──────── Material provided ────────
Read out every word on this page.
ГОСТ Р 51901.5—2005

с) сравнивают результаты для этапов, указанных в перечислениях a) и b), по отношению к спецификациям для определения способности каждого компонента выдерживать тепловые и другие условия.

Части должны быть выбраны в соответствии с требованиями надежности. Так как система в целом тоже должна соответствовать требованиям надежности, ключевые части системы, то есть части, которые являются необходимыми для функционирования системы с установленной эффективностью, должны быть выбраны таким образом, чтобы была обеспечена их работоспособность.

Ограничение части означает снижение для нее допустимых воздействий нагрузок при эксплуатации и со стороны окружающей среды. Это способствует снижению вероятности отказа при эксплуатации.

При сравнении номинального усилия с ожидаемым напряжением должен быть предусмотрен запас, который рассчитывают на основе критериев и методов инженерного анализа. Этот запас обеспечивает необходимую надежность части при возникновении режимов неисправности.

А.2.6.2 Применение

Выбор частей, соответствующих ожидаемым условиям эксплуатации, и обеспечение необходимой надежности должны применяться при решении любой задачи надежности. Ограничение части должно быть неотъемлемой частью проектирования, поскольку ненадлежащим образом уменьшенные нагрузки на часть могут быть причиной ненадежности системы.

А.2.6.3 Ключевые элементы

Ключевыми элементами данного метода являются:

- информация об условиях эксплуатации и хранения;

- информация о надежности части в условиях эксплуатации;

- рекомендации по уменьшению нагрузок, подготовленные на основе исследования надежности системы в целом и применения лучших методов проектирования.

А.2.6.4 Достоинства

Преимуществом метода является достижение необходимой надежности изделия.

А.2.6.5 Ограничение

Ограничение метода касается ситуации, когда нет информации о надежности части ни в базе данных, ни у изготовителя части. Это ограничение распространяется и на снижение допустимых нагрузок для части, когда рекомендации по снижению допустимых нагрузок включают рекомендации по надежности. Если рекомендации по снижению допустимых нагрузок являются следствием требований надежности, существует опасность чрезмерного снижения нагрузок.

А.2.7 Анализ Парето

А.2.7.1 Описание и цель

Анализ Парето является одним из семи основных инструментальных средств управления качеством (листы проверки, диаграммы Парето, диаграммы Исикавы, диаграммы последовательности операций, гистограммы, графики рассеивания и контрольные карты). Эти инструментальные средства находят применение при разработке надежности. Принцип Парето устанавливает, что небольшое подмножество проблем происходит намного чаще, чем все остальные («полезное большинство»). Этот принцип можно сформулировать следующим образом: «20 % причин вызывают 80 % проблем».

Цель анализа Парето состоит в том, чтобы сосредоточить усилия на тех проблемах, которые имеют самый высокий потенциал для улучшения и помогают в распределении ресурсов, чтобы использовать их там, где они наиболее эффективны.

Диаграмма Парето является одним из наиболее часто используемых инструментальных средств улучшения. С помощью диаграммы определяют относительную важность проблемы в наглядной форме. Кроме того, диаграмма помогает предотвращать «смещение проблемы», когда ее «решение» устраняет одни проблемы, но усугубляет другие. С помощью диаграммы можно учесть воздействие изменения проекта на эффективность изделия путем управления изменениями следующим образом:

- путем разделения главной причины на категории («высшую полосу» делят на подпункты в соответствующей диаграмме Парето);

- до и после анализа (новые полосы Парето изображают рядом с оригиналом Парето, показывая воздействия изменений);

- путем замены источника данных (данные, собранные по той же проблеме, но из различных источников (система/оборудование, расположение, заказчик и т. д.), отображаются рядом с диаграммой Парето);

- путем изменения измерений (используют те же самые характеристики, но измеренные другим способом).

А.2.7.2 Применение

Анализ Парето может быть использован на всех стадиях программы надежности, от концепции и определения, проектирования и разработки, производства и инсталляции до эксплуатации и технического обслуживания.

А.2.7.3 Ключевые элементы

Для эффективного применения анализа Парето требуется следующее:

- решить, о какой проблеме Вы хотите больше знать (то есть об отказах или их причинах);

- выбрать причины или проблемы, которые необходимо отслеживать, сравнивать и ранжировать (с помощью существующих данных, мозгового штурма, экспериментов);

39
────────
> _Exercise objective_: Each line that has the word "элементы" should be copied.

> _Output below_:
А.2.6.3 Ключевые элементы
А.2.7.3 Ключевые элементы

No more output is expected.